● Exercise goal
Copy every line in which the string "term" occurs.

Dataset entries

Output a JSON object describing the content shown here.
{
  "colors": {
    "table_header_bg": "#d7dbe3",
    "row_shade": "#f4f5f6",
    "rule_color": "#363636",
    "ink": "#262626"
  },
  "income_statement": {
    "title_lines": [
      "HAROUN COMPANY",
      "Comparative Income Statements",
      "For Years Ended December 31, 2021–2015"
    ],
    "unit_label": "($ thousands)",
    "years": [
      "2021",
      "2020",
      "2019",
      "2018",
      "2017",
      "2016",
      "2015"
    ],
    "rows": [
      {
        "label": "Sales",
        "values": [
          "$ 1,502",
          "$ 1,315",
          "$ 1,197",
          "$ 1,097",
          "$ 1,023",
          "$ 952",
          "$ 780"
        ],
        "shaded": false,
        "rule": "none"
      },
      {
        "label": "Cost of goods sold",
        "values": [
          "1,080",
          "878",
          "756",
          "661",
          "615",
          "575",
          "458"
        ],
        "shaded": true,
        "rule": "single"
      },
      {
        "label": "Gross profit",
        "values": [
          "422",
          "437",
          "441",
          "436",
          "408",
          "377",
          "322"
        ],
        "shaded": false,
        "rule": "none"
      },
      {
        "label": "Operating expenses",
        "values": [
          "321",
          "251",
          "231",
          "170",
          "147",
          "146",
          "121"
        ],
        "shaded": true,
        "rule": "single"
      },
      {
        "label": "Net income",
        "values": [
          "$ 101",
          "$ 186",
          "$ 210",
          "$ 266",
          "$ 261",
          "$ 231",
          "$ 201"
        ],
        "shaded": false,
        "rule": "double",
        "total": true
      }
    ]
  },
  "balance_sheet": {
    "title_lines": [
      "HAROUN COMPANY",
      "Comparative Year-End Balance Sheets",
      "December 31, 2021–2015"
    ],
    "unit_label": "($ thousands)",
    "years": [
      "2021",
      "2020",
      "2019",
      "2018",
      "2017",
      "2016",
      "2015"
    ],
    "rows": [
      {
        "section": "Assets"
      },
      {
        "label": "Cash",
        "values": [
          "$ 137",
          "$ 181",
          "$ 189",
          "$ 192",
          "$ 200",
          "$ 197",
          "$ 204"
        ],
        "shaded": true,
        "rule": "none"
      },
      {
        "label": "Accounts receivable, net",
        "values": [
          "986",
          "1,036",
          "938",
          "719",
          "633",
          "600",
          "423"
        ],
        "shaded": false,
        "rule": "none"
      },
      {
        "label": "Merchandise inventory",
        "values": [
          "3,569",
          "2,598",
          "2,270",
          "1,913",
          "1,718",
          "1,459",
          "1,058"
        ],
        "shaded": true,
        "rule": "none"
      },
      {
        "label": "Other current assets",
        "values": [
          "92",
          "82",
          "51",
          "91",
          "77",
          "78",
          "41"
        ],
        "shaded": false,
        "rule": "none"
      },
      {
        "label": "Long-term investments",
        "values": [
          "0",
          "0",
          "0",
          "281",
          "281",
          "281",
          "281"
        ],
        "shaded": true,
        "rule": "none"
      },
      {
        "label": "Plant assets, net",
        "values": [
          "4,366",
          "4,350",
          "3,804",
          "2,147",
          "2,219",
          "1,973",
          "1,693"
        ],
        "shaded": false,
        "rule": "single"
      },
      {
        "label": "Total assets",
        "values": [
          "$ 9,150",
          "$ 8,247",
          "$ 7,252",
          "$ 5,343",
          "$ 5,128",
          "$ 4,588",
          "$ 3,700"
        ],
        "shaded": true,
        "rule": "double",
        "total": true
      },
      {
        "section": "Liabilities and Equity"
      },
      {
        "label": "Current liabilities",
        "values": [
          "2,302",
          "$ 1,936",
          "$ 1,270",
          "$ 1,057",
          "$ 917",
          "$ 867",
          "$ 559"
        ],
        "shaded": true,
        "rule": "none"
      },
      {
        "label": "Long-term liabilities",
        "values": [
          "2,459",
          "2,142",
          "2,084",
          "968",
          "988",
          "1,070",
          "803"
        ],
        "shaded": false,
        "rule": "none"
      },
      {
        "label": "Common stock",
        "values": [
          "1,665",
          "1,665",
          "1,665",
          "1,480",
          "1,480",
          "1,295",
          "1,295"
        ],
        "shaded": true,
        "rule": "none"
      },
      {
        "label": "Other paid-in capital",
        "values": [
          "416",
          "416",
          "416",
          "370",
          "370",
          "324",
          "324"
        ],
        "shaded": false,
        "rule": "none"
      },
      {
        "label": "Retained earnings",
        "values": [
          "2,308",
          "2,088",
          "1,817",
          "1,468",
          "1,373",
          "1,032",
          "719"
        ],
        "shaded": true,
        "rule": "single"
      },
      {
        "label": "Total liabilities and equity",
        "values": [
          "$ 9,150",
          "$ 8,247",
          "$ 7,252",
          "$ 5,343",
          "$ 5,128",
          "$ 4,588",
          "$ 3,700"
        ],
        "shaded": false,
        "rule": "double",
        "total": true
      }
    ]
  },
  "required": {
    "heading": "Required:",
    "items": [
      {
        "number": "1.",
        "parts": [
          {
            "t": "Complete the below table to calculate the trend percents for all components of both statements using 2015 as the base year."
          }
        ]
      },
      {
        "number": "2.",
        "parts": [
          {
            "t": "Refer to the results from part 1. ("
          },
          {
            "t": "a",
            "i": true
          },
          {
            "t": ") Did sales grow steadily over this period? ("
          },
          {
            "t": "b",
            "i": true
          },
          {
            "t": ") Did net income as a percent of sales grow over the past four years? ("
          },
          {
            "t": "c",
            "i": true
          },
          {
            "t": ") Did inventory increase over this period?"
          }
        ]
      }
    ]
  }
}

...

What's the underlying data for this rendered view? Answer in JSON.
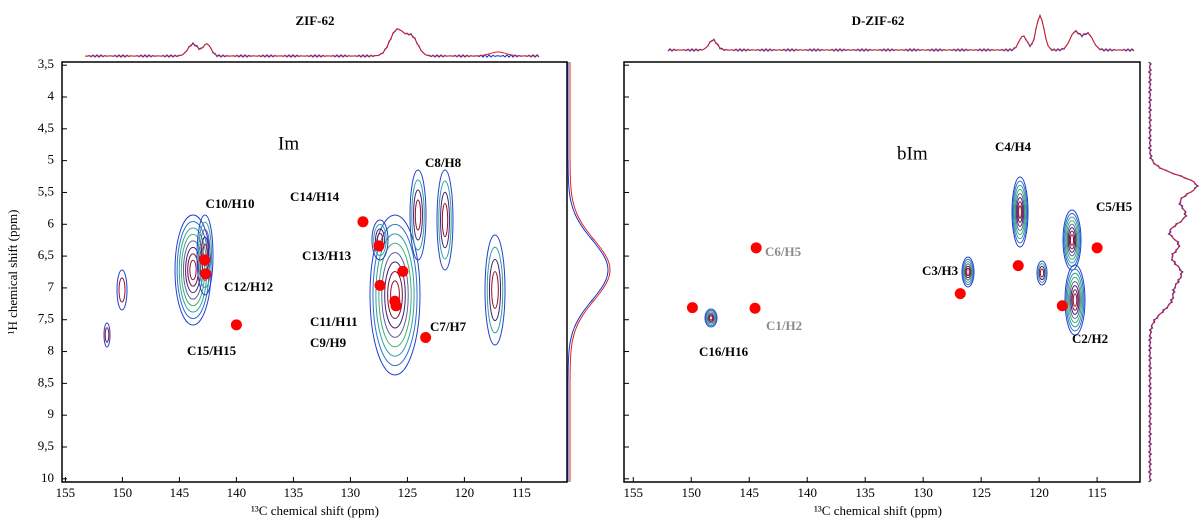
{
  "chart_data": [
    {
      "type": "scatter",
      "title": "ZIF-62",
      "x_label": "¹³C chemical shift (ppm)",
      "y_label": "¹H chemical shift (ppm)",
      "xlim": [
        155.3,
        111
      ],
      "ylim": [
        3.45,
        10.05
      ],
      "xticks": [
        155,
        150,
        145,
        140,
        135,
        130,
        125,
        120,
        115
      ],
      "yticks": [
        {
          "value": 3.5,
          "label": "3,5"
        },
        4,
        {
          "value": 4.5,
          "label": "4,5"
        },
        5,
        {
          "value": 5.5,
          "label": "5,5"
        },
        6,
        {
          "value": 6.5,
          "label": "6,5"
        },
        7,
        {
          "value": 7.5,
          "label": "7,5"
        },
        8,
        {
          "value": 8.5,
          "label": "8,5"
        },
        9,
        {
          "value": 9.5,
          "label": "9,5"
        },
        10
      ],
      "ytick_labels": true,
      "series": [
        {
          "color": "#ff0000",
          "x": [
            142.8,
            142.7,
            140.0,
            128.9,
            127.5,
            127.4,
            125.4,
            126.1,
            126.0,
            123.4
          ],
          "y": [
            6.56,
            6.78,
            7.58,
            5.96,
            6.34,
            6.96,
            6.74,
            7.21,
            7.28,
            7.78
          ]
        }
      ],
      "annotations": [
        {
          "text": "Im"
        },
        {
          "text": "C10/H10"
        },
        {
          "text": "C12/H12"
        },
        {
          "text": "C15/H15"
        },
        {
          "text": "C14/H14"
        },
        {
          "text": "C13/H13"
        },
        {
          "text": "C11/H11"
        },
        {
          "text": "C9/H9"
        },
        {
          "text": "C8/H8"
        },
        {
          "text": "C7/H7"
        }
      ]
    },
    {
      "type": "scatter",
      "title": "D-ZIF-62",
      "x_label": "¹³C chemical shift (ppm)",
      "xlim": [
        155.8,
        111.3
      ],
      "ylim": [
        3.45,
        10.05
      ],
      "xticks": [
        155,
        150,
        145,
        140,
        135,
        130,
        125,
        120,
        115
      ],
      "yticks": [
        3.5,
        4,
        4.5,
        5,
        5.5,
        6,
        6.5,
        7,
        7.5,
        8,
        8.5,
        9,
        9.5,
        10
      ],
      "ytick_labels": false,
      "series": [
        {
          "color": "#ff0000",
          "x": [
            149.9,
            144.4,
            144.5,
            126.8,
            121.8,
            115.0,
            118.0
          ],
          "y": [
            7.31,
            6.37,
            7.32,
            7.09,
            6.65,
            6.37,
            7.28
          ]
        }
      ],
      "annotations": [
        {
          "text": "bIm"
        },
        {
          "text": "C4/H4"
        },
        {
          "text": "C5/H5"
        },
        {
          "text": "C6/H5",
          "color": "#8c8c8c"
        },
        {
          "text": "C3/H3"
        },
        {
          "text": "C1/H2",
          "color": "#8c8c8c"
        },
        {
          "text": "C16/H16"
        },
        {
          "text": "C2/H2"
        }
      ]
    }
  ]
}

● Reply
        "label": "Long-term investments",
        "label": "Long-term liabilities",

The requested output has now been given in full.